L'Istituto: “a) effettua verifiche periodiche e sistematiche sulle conoscenze e abilità degli studenti e sulla qualità complessiva dell'offerta formativa delle istituzioni di istruzione e di istruzione e formazione professionale, anche nel contesto dell'apprendimento permanente. Per la formazione professionale le verifiche concernono esclusivamente i livelli essenziali di prestazione e sono effettuate tenuto conto degli altri soggetti istituzionali che già operano a livello nazionale nel settore della valutazione delle politiche nazionali finalizzate allo sviluppo delle risorse umane; [...] c) svolge attività di ricerca, nell'àmbito delle sue finalità istituzionali; d) studia le cause dell'insuccesso e della dispersione scolastica con riferimento al contesto sociale ed alle tipologie dell'offerta formativa; e) assume iniziative rivolte ad assicurare la partecipazione italiana a progetti di ricerca europea e internazionale in campo valutativo; f) svolge attività di supporto e assistenza tecnica all'amministrazione scolastica, alle regioni, agli enti territoriali, e alle singole istituzioni scolastiche e formative per la realizzazione di autonome iniziative di monitoraggio, valutazione e autovalutazione; g) svolge attività di formazione del personale docente e dirigente della scuola, connessa ai processi di valutazione e di autovalutazione delle istituzioni scolastiche”.

La valutazione dell’INVALSI è funzionale dunque alla finalità di “progressivo miglioramento e dell'armonizzazione della qualità del sistema educativo” (artt. 3 della L. n. 53/2003 e 1 D.Lgs. 286/2004).

Non a caso l’INVALSI opera in qualità di ente strumentale allo svolgimento di una funzione che spetta per legge allo Stato e per esso al Ministro (art. 1 L. n° 53/2003).


Le prove quindi hanno una “vocazione” esterna alla singola istituzione scolastica, servono (devono servire, non possono servire che) ad operare riflessioni in termini sistemici (al fine di una successiva ed eventuale ricaduta su norme o azioni di carattere generale: ad es. programmi, indicazioni didattiche e metodologiche, benchmarking, ecc.): si veda l’art. 3 comma 3 D.lgs. 286/2004: “Gli esiti delle attività svolte ai sensi del comma 1 sono oggetto di apposite relazioni al Ministro, che ne dà comunicazione alla Conferenza unificata di cui all'articolo 8 del decreto legislativo 28 agosto 1997, n. 281. Le relazioni riferiscono sui risultati e possono segnalare indicatori ritenuti utili al miglioramento della qualità complessiva del Sistema”.
※ ※ ※
Richiesta 1:
Elenca i destinatari dell'attività di supporto e assistenza tecnica che l'estratto indica alla lettera f).
※ ※ ※
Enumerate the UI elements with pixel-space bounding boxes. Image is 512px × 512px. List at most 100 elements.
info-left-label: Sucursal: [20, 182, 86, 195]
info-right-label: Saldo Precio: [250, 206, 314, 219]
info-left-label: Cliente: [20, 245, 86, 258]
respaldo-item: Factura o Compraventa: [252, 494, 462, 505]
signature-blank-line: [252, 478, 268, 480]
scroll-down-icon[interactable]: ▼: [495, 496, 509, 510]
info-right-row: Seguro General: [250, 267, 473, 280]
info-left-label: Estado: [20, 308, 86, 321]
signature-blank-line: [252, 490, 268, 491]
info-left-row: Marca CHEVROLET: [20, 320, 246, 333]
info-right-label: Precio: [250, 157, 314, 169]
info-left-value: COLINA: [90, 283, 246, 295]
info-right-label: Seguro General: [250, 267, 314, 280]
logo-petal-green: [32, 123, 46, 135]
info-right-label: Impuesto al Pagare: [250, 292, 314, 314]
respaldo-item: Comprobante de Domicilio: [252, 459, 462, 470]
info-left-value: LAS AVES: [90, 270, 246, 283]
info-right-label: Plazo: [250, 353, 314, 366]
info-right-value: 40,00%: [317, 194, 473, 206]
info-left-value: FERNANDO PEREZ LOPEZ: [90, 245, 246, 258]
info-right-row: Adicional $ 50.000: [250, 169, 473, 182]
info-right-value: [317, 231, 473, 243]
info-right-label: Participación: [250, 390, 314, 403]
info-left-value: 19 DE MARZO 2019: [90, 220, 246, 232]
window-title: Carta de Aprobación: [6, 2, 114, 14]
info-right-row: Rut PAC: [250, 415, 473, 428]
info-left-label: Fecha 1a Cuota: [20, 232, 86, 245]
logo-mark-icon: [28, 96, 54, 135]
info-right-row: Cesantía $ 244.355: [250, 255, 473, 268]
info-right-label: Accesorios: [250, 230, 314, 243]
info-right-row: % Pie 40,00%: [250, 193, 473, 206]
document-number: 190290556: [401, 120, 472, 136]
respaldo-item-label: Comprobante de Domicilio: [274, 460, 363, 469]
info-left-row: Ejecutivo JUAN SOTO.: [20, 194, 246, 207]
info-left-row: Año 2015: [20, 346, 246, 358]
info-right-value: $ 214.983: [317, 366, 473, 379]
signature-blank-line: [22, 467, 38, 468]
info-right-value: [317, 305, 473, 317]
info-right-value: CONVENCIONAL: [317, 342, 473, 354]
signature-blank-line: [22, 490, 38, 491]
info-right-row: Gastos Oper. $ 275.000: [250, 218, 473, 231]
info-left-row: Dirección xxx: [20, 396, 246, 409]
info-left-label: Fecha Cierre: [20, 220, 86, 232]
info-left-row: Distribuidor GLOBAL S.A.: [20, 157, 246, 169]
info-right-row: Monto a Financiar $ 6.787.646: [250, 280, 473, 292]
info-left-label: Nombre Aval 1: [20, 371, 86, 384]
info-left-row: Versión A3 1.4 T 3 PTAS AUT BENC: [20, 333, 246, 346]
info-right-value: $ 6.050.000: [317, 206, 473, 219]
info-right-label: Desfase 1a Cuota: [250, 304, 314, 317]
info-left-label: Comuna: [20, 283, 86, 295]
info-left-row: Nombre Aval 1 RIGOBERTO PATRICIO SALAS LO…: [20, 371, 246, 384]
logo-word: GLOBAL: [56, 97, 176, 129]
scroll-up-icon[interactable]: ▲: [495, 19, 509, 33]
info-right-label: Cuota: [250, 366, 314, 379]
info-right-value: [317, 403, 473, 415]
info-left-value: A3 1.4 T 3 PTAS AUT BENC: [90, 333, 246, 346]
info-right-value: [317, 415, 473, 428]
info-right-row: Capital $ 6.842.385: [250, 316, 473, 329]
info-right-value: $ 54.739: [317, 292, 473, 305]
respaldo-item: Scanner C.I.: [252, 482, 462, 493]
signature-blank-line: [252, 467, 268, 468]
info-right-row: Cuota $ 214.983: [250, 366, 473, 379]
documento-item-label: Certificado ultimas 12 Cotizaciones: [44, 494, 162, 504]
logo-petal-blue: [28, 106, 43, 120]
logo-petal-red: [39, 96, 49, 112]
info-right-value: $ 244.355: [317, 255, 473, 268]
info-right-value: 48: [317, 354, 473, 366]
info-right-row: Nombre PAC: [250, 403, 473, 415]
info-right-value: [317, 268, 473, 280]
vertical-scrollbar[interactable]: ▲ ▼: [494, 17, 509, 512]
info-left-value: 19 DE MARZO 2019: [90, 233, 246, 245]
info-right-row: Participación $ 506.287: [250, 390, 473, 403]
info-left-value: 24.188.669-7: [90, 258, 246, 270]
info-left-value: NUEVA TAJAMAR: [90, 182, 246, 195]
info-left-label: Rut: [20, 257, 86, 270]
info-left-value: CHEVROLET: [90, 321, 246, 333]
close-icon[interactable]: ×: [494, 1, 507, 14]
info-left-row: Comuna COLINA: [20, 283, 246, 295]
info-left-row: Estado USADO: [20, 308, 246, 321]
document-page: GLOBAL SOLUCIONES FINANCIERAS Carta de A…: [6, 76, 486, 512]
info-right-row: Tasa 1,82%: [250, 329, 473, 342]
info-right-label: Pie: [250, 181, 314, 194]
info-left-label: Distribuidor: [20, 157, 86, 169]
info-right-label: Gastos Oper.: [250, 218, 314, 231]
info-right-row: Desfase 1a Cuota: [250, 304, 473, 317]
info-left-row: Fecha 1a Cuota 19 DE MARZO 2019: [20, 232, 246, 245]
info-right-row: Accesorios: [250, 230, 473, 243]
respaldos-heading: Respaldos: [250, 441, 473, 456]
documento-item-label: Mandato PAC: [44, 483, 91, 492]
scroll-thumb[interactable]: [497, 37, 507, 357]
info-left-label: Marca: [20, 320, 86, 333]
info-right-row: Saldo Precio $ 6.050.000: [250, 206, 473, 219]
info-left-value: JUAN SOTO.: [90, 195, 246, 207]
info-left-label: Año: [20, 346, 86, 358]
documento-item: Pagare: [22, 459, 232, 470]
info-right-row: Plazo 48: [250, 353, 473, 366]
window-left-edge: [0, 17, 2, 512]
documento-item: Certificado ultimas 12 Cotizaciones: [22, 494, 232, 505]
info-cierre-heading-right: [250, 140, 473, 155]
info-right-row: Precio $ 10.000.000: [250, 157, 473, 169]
※ ※ ※
Richiesta 2:
Trasforma in una tabella Markdown il tratto dei record che va dal loro inizio fino alla riga contenente "info-right-value: [317, 305, 473, 317]", entrambe comprese. Usa le colonne Numero e Riga e salta le righe vuote.

Risultato 1:
- l'amministrazione scolastica
- le regioni
- gli enti territoriali
- le singole istituzioni scolastiche e formative

Risultato 2:
| Numero | Riga |
|---|---|
| 1 | Enumerate the UI elements with pixel-space bounding boxes. Image is 512px × 512px. List at most 100 elements. |
| 2 | info-left-label: Sucursal: [20, 182, 86, 195] |
| 3 | info-right-label: Saldo Precio: [250, 206, 314, 219] |
| 4 | info-left-label: Cliente: [20, 245, 86, 258] |
| 5 | respaldo-item: Factura o Compraventa: [252, 494, 462, 505] |
| 6 | signature-blank-line: [252, 478, 268, 480] |
| 7 | scroll-down-icon[interactable]: ▼: [495, 496, 509, 510] |
| 8 | info-right-row: Seguro General: [250, 267, 473, 280] |
| 9 | info-left-label: Estado: [20, 308, 86, 321] |
| 10 | signature-blank-line: [252, 490, 268, 491] |
| 11 | info-left-row: Marca CHEVROLET: [20, 320, 246, 333] |
| 12 | info-right-label: Precio: [250, 157, 314, 169] |
| 13 | info-left-value: COLINA: [90, 283, 246, 295] |
| 14 | info-right-label: Seguro General: [250, 267, 314, 280] |
| 15 | logo-petal-green: [32, 123, 46, 135] |
| 16 | info-right-label: Impuesto al Pagare: [250, 292, 314, 314] |
| 17 | respaldo-item: Comprobante de Domicilio: [252, 459, 462, 470] |
| 18 | info-left-value: LAS AVES: [90, 270, 246, 283] |
| 19 | info-right-label: Plazo: [250, 353, 314, 366] |
| 20 | info-right-value: 40,00%: [317, 194, 473, 206] |
| 21 | info-left-value: FERNANDO PEREZ LOPEZ: [90, 245, 246, 258] |
| 22 | info-right-row: Adicional $ 50.000: [250, 169, 473, 182] |
| 23 | info-right-value: [317, 231, 473, 243] |
| 24 | info-right-label: Participación: [250, 390, 314, 403] |
| 25 | info-left-value: 19 DE MARZO 2019: [90, 220, 246, 232] |
| 26 | window-title: Carta de Aprobación: [6, 2, 114, 14] |
| 27 | info-right-row: Rut PAC: [250, 415, 473, 428] |
| 28 | info-left-label: Fecha 1a Cuota: [20, 232, 86, 245] |
| 29 | logo-mark-icon: [28, 96, 54, 135] |
| 30 | info-right-row: Cesantía $ 244.355: [250, 255, 473, 268] |
| 31 | info-right-label: Accesorios: [250, 230, 314, 243] |
| 32 | info-right-row: % Pie 40,00%: [250, 193, 473, 206] |
| 33 | document-number: 190290556: [401, 120, 472, 136] |
| 34 | respaldo-item-label: Comprobante de Domicilio: [274, 460, 363, 469] |
| 35 | info-left-row: Ejecutivo JUAN SOTO.: [20, 194, 246, 207] |
| 36 | info-left-row: Año 2015: [20, 346, 246, 358] |
| 37 | info-right-value: $ 214.983: [317, 366, 473, 379] |
| 38 | signature-blank-line: [22, 467, 38, 468] |
| 39 | info-right-value: [317, 305, 473, 317] |